> [Task description]: Reproduce each line of the material exactly, minus any picture.

======== Data lines

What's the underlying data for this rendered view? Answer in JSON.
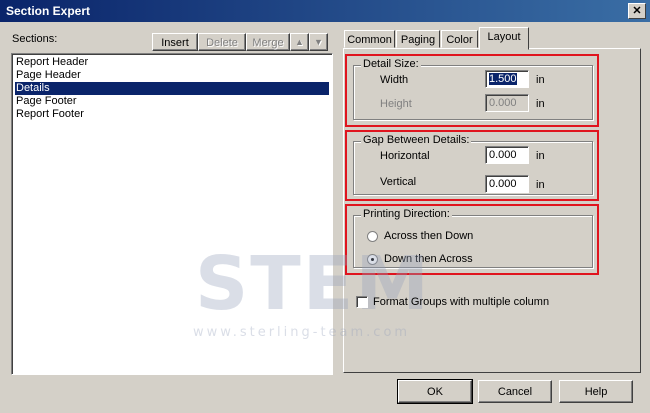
{
  "window": {
    "title": "Section Expert",
    "close_glyph": "✕"
  },
  "sections": {
    "label": "Sections:",
    "buttons": {
      "insert": "Insert",
      "delete": "Delete",
      "merge": "Merge",
      "up_glyph": "▲",
      "down_glyph": "▼"
    },
    "items": [
      "Report Header",
      "Page Header",
      "Details",
      "Page Footer",
      "Report Footer"
    ],
    "selected_index": 2
  },
  "tabs": [
    "Common",
    "Paging",
    "Color",
    "Layout"
  ],
  "active_tab": "Layout",
  "layout": {
    "detail_size": {
      "legend": "Detail Size:",
      "width_label": "Width",
      "width_value": "1.500",
      "height_label": "Height",
      "height_value": "0.000",
      "unit": "in"
    },
    "gap": {
      "legend": "Gap Between Details:",
      "horizontal_label": "Horizontal",
      "horizontal_value": "0.000",
      "vertical_label": "Vertical",
      "vertical_value": "0.000",
      "unit": "in"
    },
    "direction": {
      "legend": "Printing Direction:",
      "option1": "Across then Down",
      "option2": "Down then Across",
      "selected": "Down then Across"
    },
    "format_groups_label": "Format Groups with multiple column",
    "format_groups_checked": false
  },
  "watermark": {
    "logo": "STEM",
    "url": "www.sterling-team.com"
  },
  "footer": {
    "ok": "OK",
    "cancel": "Cancel",
    "help": "Help"
  },
  "colors": {
    "highlight": "#e0141e",
    "selection": "#0a246a",
    "face": "#d4d0c8"
  }
}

================

> [Answer to the exercise]:
What's the underlying data for this rendered view? Answer in JSON.
{
  "window": {
    "title": "Section Expert",
    "close_glyph": "✕"
  },
  "sections": {
    "label": "Sections:",
    "buttons": {
      "insert": "Insert",
      "delete": "Delete",
      "merge": "Merge",
      "up_glyph": "▲",
      "down_glyph": "▼"
    },
    "items": [
      "Report Header",
      "Page Header",
      "Details",
      "Page Footer",
      "Report Footer"
    ],
    "selected_index": 2
  },
  "tabs": [
    "Common",
    "Paging",
    "Color",
    "Layout"
  ],
  "active_tab": "Layout",
  "layout": {
    "detail_size": {
      "legend": "Detail Size:",
      "width_label": "Width",
      "width_value": "1.500",
      "height_label": "Height",
      "height_value": "0.000",
      "unit": "in"
    },
    "gap": {
      "legend": "Gap Between Details:",
      "horizontal_label": "Horizontal",
      "horizontal_value": "0.000",
      "vertical_label": "Vertical",
      "vertical_value": "0.000",
      "unit": "in"
    },
    "direction": {
      "legend": "Printing Direction:",
      "option1": "Across then Down",
      "option2": "Down then Across",
      "selected": "Down then Across"
    },
    "format_groups_label": "Format Groups with multiple column",
    "format_groups_checked": false
  },
  "watermark": {
    "logo": "STEM",
    "url": "www.sterling-team.com"
  },
  "footer": {
    "ok": "OK",
    "cancel": "Cancel",
    "help": "Help"
  },
  "colors": {
    "highlight": "#e0141e",
    "selection": "#0a246a",
    "face": "#d4d0c8"
  }
}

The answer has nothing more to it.